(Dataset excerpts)
● ● ● ● ● ● ●

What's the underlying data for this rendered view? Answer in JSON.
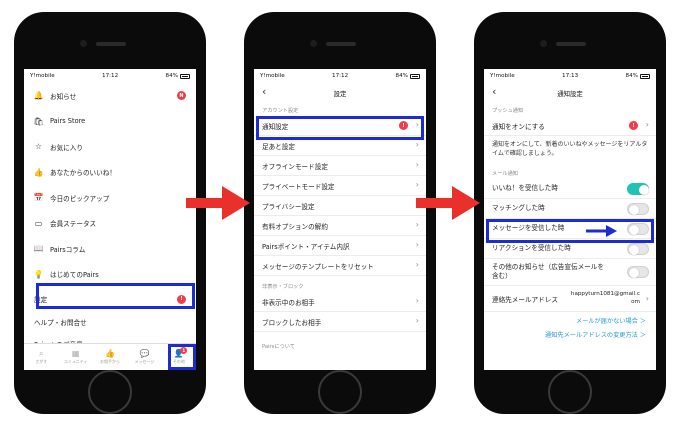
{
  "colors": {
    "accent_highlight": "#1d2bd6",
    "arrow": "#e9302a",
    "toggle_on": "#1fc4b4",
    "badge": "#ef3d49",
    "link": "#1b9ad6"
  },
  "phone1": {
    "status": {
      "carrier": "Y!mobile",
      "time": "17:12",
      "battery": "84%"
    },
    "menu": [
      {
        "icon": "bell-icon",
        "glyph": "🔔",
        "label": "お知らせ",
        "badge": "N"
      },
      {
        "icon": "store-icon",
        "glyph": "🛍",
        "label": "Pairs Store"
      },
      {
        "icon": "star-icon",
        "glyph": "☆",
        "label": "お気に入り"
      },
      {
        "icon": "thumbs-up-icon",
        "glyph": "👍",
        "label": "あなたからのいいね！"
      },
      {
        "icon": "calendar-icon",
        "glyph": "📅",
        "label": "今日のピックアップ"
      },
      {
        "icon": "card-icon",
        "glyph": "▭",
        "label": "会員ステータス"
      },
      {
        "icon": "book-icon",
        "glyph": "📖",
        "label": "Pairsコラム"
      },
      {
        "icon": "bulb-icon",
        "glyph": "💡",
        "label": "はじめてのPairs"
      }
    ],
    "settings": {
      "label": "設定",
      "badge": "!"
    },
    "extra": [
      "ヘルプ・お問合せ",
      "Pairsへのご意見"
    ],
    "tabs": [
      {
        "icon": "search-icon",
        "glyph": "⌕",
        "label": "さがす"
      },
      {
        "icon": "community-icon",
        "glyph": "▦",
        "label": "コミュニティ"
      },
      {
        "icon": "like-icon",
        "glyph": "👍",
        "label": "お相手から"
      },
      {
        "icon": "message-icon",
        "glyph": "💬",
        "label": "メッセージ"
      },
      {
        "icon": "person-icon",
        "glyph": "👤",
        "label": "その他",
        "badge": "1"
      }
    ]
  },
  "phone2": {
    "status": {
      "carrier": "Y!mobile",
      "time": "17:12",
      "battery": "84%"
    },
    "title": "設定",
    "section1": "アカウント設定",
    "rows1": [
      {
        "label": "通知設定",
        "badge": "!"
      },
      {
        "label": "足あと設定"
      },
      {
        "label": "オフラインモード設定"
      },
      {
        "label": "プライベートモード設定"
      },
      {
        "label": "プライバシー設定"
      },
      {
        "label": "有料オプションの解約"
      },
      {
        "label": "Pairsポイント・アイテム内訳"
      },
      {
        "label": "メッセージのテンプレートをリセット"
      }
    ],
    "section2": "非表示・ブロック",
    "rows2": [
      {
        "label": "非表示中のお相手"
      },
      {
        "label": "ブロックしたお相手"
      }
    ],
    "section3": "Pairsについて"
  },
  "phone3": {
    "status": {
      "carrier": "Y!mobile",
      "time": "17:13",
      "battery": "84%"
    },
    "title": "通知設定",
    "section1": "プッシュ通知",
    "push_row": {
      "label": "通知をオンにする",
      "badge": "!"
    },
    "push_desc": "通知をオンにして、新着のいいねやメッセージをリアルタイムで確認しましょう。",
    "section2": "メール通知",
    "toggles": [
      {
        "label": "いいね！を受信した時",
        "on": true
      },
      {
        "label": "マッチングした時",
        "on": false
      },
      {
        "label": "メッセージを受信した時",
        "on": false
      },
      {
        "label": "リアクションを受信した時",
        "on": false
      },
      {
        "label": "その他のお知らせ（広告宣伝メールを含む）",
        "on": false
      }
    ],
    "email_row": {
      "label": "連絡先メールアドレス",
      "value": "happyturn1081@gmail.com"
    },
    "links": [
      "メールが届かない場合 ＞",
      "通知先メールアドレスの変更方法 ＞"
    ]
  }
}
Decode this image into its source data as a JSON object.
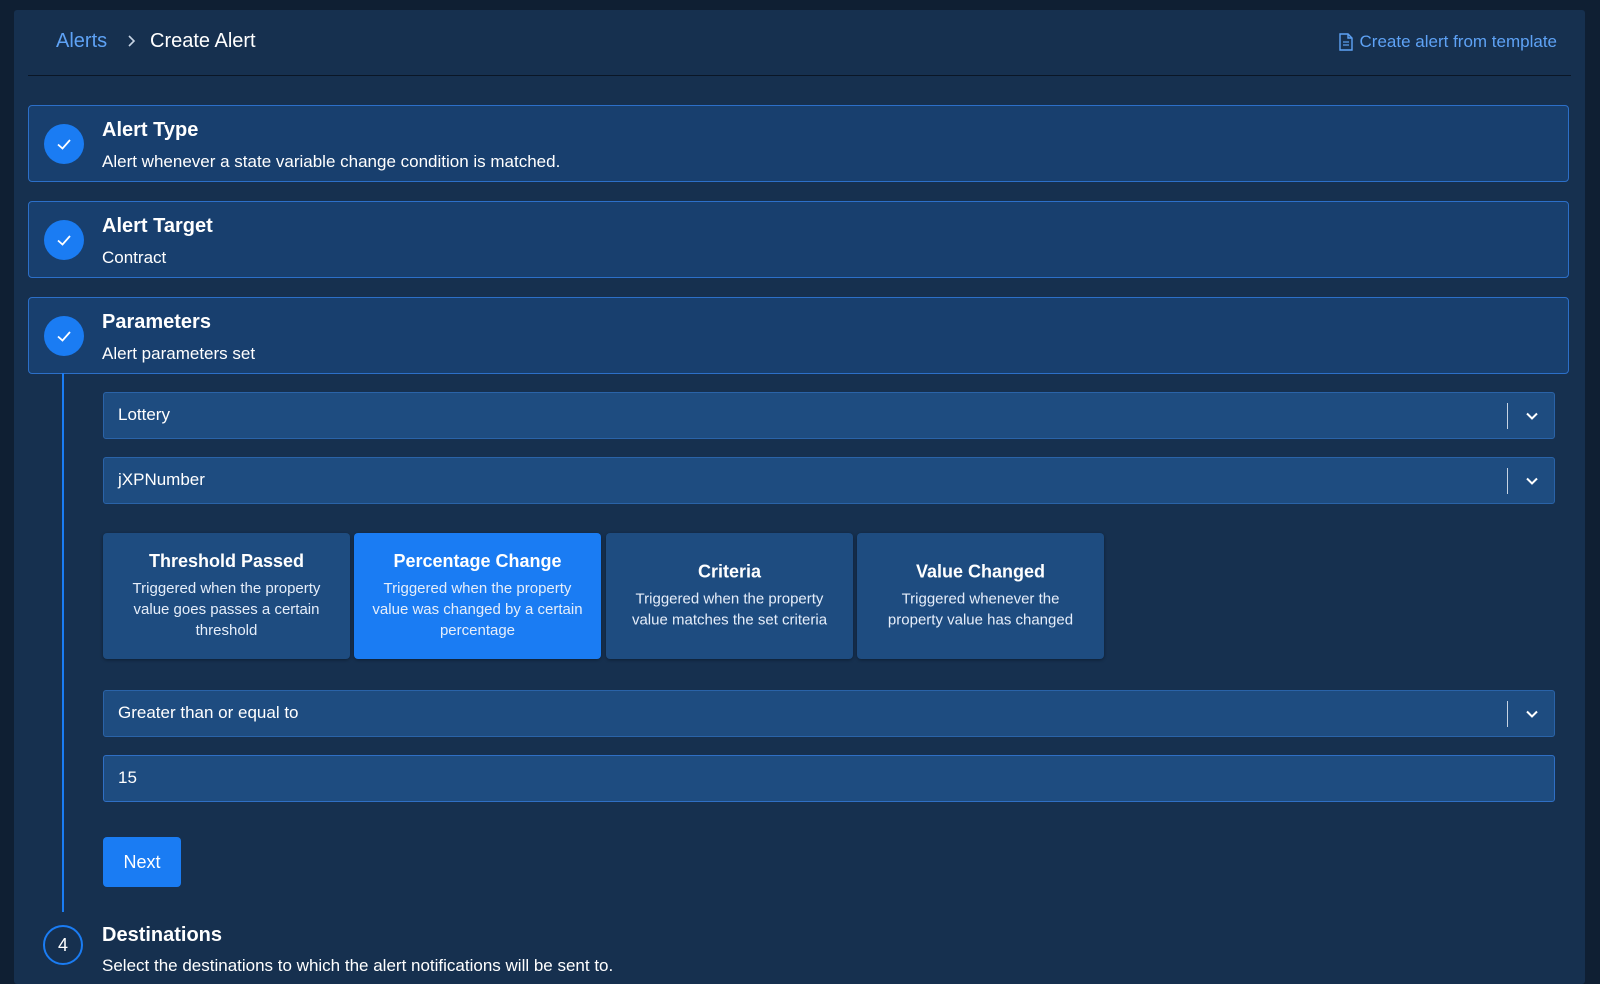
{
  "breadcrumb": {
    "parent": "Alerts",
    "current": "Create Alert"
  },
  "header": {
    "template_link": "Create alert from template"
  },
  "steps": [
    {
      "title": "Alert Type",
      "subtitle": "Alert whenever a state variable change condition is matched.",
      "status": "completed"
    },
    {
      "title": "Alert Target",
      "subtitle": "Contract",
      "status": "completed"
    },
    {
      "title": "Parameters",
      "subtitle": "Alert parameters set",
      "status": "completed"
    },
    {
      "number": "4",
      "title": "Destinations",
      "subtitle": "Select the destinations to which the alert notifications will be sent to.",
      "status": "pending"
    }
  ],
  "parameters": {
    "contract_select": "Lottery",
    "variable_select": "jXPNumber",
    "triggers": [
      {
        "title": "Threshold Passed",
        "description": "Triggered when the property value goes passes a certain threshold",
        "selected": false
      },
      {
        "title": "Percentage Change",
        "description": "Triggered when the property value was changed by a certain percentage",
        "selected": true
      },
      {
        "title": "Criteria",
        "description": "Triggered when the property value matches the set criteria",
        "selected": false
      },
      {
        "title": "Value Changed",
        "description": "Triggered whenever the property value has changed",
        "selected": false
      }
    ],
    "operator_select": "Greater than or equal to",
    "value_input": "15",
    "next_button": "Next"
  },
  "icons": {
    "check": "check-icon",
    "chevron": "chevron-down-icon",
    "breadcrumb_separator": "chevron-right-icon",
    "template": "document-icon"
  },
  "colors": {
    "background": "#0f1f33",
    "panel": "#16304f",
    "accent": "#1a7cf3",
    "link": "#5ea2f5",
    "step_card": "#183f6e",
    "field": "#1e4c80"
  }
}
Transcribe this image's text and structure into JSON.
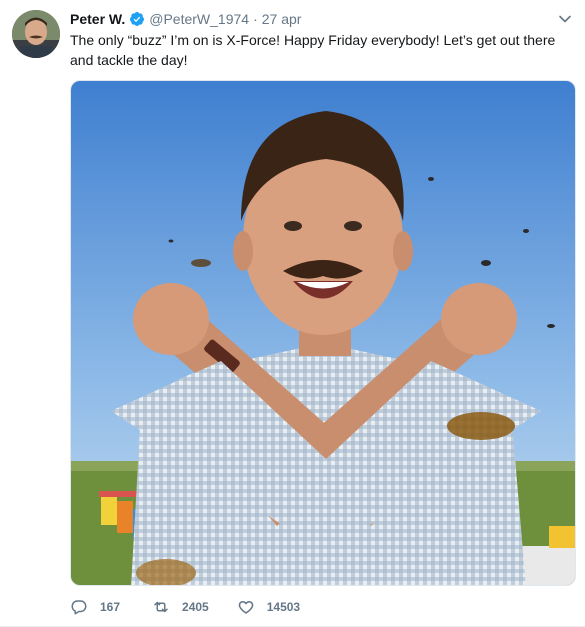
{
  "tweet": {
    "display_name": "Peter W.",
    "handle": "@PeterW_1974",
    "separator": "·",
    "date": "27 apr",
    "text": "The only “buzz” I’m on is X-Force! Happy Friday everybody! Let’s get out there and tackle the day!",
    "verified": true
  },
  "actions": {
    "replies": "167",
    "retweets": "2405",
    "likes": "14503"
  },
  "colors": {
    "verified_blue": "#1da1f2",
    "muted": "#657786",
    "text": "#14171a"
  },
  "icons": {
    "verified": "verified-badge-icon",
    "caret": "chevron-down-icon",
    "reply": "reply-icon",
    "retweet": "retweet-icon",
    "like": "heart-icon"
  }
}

● ● ● ● ● ● ●

Challenge:
Write out each entry exactly as given, omitting any picture.

Solution:
What's the underlying data for this rendered view? Answer in JSON.
{
  "colors": {
    "accent_highlight": "#1d2bd6",
    "arrow": "#e9302a",
    "toggle_on": "#1fc4b4",
    "badge": "#ef3d49",
    "link": "#1b9ad6"
  },
  "phone1": {
    "status": {
      "carrier": "Y!mobile",
      "time": "17:12",
      "battery": "84%"
    },
    "menu": [
      {
        "icon": "bell-icon",
        "glyph": "🔔",
        "label": "お知らせ",
        "badge": "N"
      },
      {
        "icon": "store-icon",
        "glyph": "🛍",
        "label": "Pairs Store"
      },
      {
        "icon": "star-icon",
        "glyph": "☆",
        "label": "お気に入り"
      },
      {
        "icon": "thumbs-up-icon",
        "glyph": "👍",
        "label": "あなたからのいいね！"
      },
      {
        "icon": "calendar-icon",
        "glyph": "📅",
        "label": "今日のピックアップ"
      },
      {
        "icon": "card-icon",
        "glyph": "▭",
        "label": "会員ステータス"
      },
      {
        "icon": "book-icon",
        "glyph": "📖",
        "label": "Pairsコラム"
      },
      {
        "icon": "bulb-icon",
        "glyph": "💡",
        "label": "はじめてのPairs"
      }
    ],
    "settings": {
      "label": "設定",
      "badge": "!"
    },
    "extra": [
      "ヘルプ・お問合せ",
      "Pairsへのご意見"
    ],
    "tabs": [
      {
        "icon": "search-icon",
        "glyph": "⌕",
        "label": "さがす"
      },
      {
        "icon": "community-icon",
        "glyph": "▦",
        "label": "コミュニティ"
      },
      {
        "icon": "like-icon",
        "glyph": "👍",
        "label": "お相手から"
      },
      {
        "icon": "message-icon",
        "glyph": "💬",
        "label": "メッセージ"
      },
      {
        "icon": "person-icon",
        "glyph": "👤",
        "label": "その他",
        "badge": "1"
      }
    ]
  },
  "phone2": {
    "status": {
      "carrier": "Y!mobile",
      "time": "17:12",
      "battery": "84%"
    },
    "title": "設定",
    "section1": "アカウント設定",
    "rows1": [
      {
        "label": "通知設定",
        "badge": "!"
      },
      {
        "label": "足あと設定"
      },
      {
        "label": "オフラインモード設定"
      },
      {
        "label": "プライベートモード設定"
      },
      {
        "label": "プライバシー設定"
      },
      {
        "label": "有料オプションの解約"
      },
      {
        "label": "Pairsポイント・アイテム内訳"
      },
      {
        "label": "メッセージのテンプレートをリセット"
      }
    ],
    "section2": "非表示・ブロック",
    "rows2": [
      {
        "label": "非表示中のお相手"
      },
      {
        "label": "ブロックしたお相手"
      }
    ],
    "section3": "Pairsについて"
  },
  "phone3": {
    "status": {
      "carrier": "Y!mobile",
      "time": "17:13",
      "battery": "84%"
    },
    "title": "通知設定",
    "section1": "プッシュ通知",
    "push_row": {
      "label": "通知をオンにする",
      "badge": "!"
    },
    "push_desc": "通知をオンにして、新着のいいねやメッセージをリアルタイムで確認しましょう。",
    "section2": "メール通知",
    "toggles": [
      {
        "label": "いいね！を受信した時",
        "on": true
      },
      {
        "label": "マッチングした時",
        "on": false
      },
      {
        "label": "メッセージを受信した時",
        "on": false
      },
      {
        "label": "リアクションを受信した時",
        "on": false
      },
      {
        "label": "その他のお知らせ（広告宣伝メールを含む）",
        "on": false
      }
    ],
    "email_row": {
      "label": "連絡先メールアドレス",
      "value": "happyturn1081@gmail.com"
    },
    "links": [
      "メールが届かない場合 ＞",
      "通知先メールアドレスの変更方法 ＞"
    ]
  }
}
Decode this image into its source data as a JSON object.
{
  "breadcrumb": {
    "parent": "Alerts",
    "current": "Create Alert"
  },
  "header": {
    "template_link": "Create alert from template"
  },
  "steps": [
    {
      "title": "Alert Type",
      "subtitle": "Alert whenever a state variable change condition is matched.",
      "status": "completed"
    },
    {
      "title": "Alert Target",
      "subtitle": "Contract",
      "status": "completed"
    },
    {
      "title": "Parameters",
      "subtitle": "Alert parameters set",
      "status": "completed"
    },
    {
      "number": "4",
      "title": "Destinations",
      "subtitle": "Select the destinations to which the alert notifications will be sent to.",
      "status": "pending"
    }
  ],
  "parameters": {
    "contract_select": "Lottery",
    "variable_select": "jXPNumber",
    "triggers": [
      {
        "title": "Threshold Passed",
        "description": "Triggered when the property value goes passes a certain threshold",
        "selected": false
      },
      {
        "title": "Percentage Change",
        "description": "Triggered when the property value was changed by a certain percentage",
        "selected": true
      },
      {
        "title": "Criteria",
        "description": "Triggered when the property value matches the set criteria",
        "selected": false
      },
      {
        "title": "Value Changed",
        "description": "Triggered whenever the property value has changed",
        "selected": false
      }
    ],
    "operator_select": "Greater than or equal to",
    "value_input": "15",
    "next_button": "Next"
  },
  "icons": {
    "check": "check-icon",
    "chevron": "chevron-down-icon",
    "breadcrumb_separator": "chevron-right-icon",
    "template": "document-icon"
  },
  "colors": {
    "background": "#0f1f33",
    "panel": "#16304f",
    "accent": "#1a7cf3",
    "link": "#5ea2f5",
    "step_card": "#183f6e",
    "field": "#1e4c80"
  }
}
Transcribe this image's text and structure into JSON.
{
  "tweet": {
    "display_name": "Peter W.",
    "handle": "@PeterW_1974",
    "separator": "·",
    "date": "27 apr",
    "text": "The only “buzz” I’m on is X-Force! Happy Friday everybody! Let’s get out there and tackle the day!",
    "verified": true
  },
  "actions": {
    "replies": "167",
    "retweets": "2405",
    "likes": "14503"
  },
  "colors": {
    "verified_blue": "#1da1f2",
    "muted": "#657786",
    "text": "#14171a"
  },
  "icons": {
    "verified": "verified-badge-icon",
    "caret": "chevron-down-icon",
    "reply": "reply-icon",
    "retweet": "retweet-icon",
    "like": "heart-icon"
  }
}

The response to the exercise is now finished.